#### Task to carry out:
In the lines below, find how many contain the word "Beginning" and report that figure alone.

┌─ Material for the task

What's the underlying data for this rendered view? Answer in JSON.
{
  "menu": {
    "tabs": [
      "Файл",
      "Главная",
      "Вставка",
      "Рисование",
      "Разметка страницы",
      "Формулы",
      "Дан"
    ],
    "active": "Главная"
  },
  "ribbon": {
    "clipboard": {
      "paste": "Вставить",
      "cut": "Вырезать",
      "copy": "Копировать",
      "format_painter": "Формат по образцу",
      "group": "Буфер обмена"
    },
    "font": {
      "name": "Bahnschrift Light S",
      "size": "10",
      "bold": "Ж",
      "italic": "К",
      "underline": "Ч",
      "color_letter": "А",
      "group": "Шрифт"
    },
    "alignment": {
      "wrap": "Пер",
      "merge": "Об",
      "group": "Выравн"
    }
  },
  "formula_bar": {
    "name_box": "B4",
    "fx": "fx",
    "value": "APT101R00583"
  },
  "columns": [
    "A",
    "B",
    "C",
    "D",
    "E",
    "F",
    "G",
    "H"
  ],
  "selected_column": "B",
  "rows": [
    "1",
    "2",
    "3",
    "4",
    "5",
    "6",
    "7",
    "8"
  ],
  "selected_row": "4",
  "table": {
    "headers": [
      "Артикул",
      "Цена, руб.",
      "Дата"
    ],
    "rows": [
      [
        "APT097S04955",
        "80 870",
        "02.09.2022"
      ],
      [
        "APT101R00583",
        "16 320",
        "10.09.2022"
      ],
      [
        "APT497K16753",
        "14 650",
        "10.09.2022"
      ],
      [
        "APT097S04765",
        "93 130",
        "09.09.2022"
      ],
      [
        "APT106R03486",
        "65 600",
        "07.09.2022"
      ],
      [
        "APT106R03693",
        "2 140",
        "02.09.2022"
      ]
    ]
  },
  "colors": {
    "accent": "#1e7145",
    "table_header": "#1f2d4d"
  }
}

└─
┌─ Material for the task

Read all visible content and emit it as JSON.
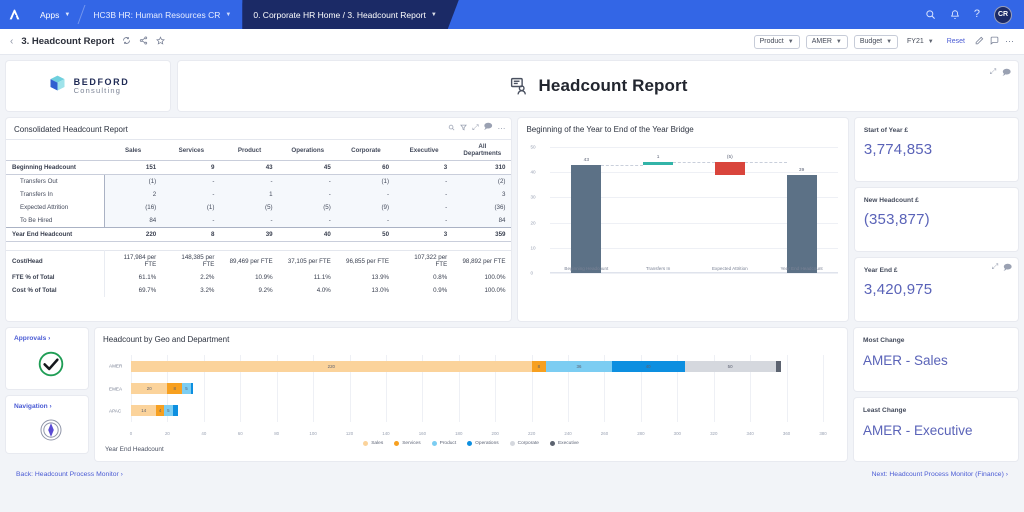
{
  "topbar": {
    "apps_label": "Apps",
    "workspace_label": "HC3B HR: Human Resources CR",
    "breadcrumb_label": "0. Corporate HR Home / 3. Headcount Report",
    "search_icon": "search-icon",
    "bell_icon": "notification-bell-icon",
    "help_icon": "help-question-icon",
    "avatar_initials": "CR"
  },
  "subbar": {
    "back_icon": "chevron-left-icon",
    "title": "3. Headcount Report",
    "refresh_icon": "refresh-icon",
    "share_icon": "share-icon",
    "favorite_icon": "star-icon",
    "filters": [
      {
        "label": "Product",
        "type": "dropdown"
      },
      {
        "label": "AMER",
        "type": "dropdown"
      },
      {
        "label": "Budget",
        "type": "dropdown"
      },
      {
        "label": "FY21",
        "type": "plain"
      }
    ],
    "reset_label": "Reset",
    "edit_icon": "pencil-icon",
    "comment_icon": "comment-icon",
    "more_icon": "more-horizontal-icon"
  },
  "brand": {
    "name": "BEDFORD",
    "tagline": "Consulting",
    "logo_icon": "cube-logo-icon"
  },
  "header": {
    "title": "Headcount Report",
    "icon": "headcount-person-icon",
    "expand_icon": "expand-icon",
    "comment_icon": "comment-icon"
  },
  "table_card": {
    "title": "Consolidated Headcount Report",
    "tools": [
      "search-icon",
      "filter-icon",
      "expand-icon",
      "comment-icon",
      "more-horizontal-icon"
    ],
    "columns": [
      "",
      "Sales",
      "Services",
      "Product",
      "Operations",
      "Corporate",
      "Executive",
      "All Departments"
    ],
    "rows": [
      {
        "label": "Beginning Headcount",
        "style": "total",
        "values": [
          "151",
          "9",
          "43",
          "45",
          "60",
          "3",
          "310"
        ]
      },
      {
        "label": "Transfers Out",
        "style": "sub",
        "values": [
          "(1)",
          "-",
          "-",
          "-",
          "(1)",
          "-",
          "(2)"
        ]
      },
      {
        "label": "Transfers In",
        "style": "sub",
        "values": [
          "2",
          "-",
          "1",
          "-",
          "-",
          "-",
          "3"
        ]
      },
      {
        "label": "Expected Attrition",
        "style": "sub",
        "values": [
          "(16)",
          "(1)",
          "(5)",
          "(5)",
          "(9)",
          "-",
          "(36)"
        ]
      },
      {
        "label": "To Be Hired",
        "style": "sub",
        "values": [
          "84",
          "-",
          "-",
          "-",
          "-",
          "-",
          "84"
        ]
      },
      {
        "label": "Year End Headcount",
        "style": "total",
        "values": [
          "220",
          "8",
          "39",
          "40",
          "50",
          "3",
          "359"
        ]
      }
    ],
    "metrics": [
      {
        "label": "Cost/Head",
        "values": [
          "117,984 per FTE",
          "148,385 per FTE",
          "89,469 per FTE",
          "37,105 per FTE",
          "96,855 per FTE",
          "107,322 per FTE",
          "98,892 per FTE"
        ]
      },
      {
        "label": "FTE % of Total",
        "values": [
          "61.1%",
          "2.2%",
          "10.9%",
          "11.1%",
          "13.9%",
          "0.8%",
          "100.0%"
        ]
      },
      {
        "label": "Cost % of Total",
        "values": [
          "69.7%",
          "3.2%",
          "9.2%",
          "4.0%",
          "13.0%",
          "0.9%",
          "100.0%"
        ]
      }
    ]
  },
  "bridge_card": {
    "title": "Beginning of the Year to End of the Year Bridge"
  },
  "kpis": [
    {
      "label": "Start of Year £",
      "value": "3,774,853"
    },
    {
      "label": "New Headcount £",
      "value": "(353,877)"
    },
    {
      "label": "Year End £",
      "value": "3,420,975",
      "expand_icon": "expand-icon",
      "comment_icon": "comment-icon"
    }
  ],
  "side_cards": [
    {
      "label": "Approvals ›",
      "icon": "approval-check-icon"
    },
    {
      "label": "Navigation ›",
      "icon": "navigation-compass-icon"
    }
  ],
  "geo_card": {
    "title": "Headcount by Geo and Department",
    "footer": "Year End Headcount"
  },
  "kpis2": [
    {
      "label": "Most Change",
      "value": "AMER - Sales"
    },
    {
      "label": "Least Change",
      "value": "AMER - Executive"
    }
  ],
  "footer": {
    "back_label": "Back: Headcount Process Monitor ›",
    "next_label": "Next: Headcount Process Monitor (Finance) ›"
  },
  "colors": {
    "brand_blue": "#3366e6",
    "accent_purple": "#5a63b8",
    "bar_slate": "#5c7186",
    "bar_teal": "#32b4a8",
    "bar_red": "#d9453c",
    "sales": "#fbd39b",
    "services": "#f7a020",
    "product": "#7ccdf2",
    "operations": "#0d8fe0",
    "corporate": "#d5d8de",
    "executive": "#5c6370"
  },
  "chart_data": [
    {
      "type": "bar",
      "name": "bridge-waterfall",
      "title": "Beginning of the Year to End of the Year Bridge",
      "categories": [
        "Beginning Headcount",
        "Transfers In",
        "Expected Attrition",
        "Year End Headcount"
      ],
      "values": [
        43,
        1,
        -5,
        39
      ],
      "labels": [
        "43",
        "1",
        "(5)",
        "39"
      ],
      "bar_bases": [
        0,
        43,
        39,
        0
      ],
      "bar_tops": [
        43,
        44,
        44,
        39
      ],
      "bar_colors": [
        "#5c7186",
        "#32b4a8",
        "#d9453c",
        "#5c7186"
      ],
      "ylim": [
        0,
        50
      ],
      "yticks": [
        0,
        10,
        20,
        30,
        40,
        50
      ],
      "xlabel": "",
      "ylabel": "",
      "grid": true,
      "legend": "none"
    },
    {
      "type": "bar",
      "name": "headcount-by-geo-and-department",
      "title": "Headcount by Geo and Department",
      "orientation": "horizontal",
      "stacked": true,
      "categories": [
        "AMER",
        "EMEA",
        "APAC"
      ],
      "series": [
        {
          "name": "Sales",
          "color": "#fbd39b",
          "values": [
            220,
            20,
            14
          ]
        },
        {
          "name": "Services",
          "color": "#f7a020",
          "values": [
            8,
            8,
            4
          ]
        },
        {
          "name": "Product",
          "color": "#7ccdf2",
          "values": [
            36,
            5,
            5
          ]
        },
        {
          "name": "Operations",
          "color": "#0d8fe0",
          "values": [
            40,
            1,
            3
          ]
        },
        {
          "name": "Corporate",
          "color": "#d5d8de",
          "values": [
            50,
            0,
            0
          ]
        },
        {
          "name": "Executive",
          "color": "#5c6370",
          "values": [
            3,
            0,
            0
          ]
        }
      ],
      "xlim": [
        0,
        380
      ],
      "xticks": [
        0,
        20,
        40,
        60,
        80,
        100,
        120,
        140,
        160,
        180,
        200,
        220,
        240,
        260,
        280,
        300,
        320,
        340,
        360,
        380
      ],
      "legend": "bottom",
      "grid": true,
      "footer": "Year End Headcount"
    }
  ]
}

└─

#### Exercise output:
4